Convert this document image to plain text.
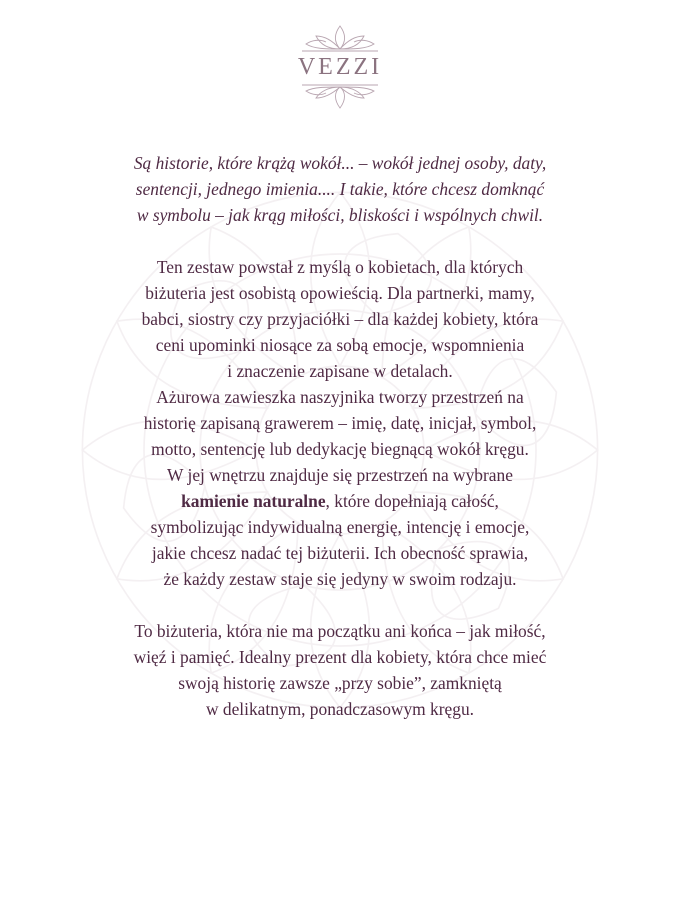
VEZZI
Są historie, które krążą wokół... – wokół jednej osoby, daty,
sentencji, jednego imienia.... I takie, które chcesz domknąć
w symbolu – jak krąg miłości, bliskości i wspólnych chwil.
Ten zestaw powstał z myślą o kobietach, dla których
biżuteria jest osobistą opowieścią. Dla partnerki, mamy,
babci, siostry czy przyjaciółki – dla każdej kobiety, która
ceni upominki niosące za sobą emocje, wspomnienia
i znaczenie zapisane w detalach.
Ażurowa zawieszka naszyjnika tworzy przestrzeń na
historię zapisaną grawerem – imię, datę, inicjał, symbol,
motto, sentencję lub dedykację biegnącą wokół kręgu.
W jej wnętrzu znajduje się przestrzeń na wybrane
kamienie naturalne, które dopełniają całość,
symbolizując indywidualną energię, intencję i emocje,
jakie chcesz nadać tej biżuterii. Ich obecność sprawia,
że każdy zestaw staje się jedyny w swoim rodzaju.
To biżuteria, która nie ma początku ani końca – jak miłość,
więź i pamięć. Idealny prezent dla kobiety, która chce mieć
swoją historię zawsze „przy sobie”, zamkniętą
w delikatnym, ponadczasowym kręgu.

########

## [SHORT PROBLEM]
Show every line that contains the word "biżuteria".

## [SOLUTION FOR THIS TASK]
biżuteria jest osobistą opowieścią. Dla partnerki, mamy,
To biżuteria, która nie ma początku ani końca – jak miłość,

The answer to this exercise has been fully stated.